## Source material
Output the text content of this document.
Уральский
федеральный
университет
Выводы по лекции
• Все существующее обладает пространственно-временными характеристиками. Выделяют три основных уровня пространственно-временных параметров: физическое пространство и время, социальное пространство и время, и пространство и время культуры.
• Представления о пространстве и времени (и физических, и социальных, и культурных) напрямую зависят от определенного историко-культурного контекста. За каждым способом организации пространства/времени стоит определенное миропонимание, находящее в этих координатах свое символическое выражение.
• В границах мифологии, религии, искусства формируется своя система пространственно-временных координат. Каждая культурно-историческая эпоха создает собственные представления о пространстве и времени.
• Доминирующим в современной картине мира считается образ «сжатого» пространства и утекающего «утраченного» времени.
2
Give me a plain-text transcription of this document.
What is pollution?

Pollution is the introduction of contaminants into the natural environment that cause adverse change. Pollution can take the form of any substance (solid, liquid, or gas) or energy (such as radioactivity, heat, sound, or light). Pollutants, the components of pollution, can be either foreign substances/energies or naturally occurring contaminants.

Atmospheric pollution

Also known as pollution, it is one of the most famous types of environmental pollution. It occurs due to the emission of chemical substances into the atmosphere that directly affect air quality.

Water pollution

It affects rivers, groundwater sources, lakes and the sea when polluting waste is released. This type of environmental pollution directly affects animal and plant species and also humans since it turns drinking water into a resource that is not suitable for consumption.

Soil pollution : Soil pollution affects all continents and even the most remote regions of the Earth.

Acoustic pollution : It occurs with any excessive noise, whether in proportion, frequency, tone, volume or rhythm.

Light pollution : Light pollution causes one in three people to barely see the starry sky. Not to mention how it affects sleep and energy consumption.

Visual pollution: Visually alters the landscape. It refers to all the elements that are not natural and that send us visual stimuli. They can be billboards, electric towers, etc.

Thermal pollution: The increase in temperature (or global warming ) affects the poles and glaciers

## Written instruction
Please output the entries above, every line exactly as it reads.

## Solution for this exercise
Output the text content of this document.
Уральский
федеральный
университет
Выводы по лекции
• Все существующее обладает пространственно-временными характеристиками. Выделяют три основных уровня пространственно-временных параметров: физическое пространство и время, социальное пространство и время, и пространство и время культуры.
• Представления о пространстве и времени (и физических, и социальных, и культурных) напрямую зависят от определенного историко-культурного контекста. За каждым способом организации пространства/времени стоит определенное миропонимание, находящее в этих координатах свое символическое выражение.
• В границах мифологии, религии, искусства формируется своя система пространственно-временных координат. Каждая культурно-историческая эпоха создает собственные представления о пространстве и времени.
• Доминирующим в современной картине мира считается образ «сжатого» пространства и утекающего «утраченного» времени.
2
Give me a plain-text transcription of this document.
What is pollution?

Pollution is the introduction of contaminants into the natural environment that cause adverse change. Pollution can take the form of any substance (solid, liquid, or gas) or energy (such as radioactivity, heat, sound, or light). Pollutants, the components of pollution, can be either foreign substances/energies or naturally occurring contaminants.

Atmospheric pollution

Also known as pollution, it is one of the most famous types of environmental pollution. It occurs due to the emission of chemical substances into the atmosphere that directly affect air quality.

Water pollution

It affects rivers, groundwater sources, lakes and the sea when polluting waste is released. This type of environmental pollution directly affects animal and plant species and also humans since it turns drinking water into a resource that is not suitable for consumption.

Soil pollution : Soil pollution affects all continents and even the most remote regions of the Earth.

Acoustic pollution : It occurs with any excessive noise, whether in proportion, frequency, tone, volume or rhythm.

Light pollution : Light pollution causes one in three people to barely see the starry sky. Not to mention how it affects sleep and energy consumption.

Visual pollution: Visually alters the landscape. It refers to all the elements that are not natural and that send us visual stimuli. They can be billboards, electric towers, etc.

Thermal pollution: The increase in temperature (or global warming ) affects the poles and glaciers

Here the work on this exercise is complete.